Task details »
Each line of the data that includes the string "IIPDW" is to be copied out.

Document transcript data

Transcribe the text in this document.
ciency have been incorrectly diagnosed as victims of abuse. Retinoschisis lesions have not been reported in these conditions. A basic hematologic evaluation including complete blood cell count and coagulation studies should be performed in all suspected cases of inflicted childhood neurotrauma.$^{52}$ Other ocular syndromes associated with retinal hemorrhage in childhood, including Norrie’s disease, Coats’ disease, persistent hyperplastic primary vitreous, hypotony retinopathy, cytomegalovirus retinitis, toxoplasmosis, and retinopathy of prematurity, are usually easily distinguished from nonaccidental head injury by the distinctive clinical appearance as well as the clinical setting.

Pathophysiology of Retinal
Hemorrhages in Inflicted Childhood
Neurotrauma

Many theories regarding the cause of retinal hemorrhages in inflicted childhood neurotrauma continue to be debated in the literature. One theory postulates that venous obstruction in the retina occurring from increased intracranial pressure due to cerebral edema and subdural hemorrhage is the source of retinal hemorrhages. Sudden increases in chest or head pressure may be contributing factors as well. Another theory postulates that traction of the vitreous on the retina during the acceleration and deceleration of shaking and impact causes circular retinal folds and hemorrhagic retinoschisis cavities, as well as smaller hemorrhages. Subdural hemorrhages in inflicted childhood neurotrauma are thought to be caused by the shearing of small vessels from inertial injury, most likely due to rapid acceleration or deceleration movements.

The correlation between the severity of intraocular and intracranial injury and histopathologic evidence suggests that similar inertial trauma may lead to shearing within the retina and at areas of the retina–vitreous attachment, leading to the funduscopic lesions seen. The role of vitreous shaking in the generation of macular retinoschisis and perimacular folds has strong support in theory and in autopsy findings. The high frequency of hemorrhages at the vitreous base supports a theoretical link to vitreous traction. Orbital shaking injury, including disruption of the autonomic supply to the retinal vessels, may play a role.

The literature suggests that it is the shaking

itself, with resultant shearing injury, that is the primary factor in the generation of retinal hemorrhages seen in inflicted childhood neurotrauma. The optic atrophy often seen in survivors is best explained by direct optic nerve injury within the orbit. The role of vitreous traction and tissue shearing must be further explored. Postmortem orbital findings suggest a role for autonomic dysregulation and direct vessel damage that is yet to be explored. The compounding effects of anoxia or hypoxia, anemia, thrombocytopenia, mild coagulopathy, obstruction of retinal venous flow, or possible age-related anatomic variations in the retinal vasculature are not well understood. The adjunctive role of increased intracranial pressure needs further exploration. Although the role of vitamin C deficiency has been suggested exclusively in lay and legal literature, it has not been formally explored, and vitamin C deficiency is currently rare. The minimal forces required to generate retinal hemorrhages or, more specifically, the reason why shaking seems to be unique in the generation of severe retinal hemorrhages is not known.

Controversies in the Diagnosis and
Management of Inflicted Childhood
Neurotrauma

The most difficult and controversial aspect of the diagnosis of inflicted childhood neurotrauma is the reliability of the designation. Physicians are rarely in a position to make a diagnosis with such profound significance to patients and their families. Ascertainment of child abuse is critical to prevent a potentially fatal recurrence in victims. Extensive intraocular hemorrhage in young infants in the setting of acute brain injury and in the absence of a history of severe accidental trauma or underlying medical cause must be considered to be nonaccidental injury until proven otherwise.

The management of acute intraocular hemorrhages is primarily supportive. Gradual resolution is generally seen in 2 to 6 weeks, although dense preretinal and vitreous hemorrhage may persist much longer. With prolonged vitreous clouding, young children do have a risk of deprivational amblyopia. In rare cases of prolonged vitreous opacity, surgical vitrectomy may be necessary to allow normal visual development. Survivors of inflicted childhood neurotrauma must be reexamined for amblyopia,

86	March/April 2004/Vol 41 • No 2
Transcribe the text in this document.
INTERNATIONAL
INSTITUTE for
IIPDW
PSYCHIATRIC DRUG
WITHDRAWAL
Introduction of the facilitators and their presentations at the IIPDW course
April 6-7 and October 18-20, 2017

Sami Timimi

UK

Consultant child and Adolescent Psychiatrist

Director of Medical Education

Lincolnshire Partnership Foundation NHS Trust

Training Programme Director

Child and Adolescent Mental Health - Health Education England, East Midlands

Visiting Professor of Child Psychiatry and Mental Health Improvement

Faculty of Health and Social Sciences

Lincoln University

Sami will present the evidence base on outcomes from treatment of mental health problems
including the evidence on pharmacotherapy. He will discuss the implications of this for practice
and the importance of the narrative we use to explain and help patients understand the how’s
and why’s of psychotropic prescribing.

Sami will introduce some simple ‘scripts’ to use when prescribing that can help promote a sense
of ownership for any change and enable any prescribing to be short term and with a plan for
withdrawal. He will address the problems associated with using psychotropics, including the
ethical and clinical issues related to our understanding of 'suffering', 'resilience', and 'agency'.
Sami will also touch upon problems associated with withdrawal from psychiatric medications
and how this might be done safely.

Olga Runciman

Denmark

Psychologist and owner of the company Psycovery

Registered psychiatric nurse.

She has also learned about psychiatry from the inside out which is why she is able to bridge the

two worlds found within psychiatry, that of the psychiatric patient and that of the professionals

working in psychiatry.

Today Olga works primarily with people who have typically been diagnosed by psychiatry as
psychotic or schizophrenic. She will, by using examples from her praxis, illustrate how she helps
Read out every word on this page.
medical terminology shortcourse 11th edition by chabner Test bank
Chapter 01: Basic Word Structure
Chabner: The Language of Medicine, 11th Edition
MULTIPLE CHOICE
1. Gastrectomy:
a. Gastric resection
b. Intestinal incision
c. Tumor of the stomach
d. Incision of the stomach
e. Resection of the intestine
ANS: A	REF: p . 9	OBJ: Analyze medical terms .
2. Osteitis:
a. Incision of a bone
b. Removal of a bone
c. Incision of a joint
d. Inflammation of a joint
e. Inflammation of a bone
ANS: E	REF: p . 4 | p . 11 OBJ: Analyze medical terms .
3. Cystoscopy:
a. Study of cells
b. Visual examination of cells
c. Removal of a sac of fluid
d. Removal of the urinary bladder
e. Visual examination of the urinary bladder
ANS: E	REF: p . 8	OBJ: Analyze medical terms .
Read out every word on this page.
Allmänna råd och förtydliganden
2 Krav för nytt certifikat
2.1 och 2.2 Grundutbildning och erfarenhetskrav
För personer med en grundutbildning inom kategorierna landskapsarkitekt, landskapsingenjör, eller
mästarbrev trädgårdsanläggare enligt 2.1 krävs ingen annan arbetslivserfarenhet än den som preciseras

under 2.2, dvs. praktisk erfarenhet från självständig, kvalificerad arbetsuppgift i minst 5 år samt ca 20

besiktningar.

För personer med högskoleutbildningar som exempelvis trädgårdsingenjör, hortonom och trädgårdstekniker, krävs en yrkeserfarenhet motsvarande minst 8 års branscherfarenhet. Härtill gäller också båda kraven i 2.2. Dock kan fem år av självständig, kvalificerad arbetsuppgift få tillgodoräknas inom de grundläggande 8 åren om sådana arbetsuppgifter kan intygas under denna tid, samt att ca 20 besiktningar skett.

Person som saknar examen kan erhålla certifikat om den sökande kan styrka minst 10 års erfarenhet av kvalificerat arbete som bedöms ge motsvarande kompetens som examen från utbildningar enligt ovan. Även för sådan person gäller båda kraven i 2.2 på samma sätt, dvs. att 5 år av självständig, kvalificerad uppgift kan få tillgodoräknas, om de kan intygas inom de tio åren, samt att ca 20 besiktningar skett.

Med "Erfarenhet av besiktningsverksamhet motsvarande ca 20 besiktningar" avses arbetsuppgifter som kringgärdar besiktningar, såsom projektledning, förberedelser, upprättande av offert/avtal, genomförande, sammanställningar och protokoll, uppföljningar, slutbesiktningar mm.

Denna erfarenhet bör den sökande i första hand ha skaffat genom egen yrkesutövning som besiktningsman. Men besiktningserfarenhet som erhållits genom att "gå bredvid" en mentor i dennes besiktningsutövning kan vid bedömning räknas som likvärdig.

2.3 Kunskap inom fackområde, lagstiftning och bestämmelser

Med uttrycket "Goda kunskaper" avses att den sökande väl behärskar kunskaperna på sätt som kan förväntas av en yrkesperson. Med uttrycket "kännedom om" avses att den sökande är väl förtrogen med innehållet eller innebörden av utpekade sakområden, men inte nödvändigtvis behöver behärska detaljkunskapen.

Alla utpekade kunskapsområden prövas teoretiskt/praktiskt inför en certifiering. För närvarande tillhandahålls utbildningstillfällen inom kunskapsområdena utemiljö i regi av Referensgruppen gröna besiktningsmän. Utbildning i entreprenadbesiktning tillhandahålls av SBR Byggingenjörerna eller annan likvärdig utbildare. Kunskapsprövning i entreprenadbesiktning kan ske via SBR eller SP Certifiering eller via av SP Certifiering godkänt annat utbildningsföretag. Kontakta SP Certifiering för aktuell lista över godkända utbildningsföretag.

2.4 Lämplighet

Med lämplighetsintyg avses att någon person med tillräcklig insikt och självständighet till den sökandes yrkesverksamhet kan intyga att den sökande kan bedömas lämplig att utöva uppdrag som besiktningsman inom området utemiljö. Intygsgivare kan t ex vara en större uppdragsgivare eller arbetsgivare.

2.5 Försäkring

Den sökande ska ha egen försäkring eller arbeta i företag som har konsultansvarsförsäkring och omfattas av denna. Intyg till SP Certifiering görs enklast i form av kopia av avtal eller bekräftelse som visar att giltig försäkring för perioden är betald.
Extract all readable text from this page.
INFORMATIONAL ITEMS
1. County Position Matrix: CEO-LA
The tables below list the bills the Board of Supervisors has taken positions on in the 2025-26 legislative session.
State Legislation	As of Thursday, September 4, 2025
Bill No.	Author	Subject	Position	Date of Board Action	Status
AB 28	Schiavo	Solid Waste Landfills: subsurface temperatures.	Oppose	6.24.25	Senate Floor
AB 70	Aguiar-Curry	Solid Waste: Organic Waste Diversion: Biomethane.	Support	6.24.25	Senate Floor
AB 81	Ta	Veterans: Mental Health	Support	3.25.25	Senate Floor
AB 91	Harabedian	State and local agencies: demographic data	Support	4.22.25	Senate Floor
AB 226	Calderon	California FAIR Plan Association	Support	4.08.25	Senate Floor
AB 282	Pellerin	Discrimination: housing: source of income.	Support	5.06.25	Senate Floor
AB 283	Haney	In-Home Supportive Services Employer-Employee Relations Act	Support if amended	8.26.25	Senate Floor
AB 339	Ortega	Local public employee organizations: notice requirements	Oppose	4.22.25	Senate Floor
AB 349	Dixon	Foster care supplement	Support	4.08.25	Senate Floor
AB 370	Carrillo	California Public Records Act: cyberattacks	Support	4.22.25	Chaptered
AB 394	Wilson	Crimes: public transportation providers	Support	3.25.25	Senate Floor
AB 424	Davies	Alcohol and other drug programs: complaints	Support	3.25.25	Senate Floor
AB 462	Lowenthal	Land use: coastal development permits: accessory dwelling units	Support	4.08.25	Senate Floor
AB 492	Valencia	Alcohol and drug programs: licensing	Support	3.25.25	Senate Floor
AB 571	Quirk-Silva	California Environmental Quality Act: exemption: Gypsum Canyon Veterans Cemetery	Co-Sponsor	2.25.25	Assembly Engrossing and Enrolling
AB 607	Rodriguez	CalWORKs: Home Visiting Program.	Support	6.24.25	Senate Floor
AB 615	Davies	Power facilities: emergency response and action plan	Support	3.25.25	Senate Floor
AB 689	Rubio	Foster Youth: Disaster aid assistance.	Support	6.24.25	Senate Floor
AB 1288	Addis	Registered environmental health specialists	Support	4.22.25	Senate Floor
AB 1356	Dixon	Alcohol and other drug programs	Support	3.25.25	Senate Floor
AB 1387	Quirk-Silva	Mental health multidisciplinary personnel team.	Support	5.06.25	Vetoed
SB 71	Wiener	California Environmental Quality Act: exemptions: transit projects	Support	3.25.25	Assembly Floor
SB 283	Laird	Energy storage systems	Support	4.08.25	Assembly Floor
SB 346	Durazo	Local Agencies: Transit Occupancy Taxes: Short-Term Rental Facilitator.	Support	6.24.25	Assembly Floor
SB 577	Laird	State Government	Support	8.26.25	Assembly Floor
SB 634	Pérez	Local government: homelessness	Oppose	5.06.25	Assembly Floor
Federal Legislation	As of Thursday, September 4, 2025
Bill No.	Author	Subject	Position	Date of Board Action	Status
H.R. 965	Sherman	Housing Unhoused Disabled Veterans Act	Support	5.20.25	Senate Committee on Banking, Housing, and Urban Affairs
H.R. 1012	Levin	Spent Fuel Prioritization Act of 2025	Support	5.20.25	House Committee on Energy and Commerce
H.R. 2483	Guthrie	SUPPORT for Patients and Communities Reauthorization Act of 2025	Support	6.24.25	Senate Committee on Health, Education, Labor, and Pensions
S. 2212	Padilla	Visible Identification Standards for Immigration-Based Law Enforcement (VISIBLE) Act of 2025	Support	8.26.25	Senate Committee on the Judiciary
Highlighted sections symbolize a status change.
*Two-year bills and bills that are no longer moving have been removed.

Task answer »
IIPDW
Introduction of the facilitators and their presentations at the IIPDW course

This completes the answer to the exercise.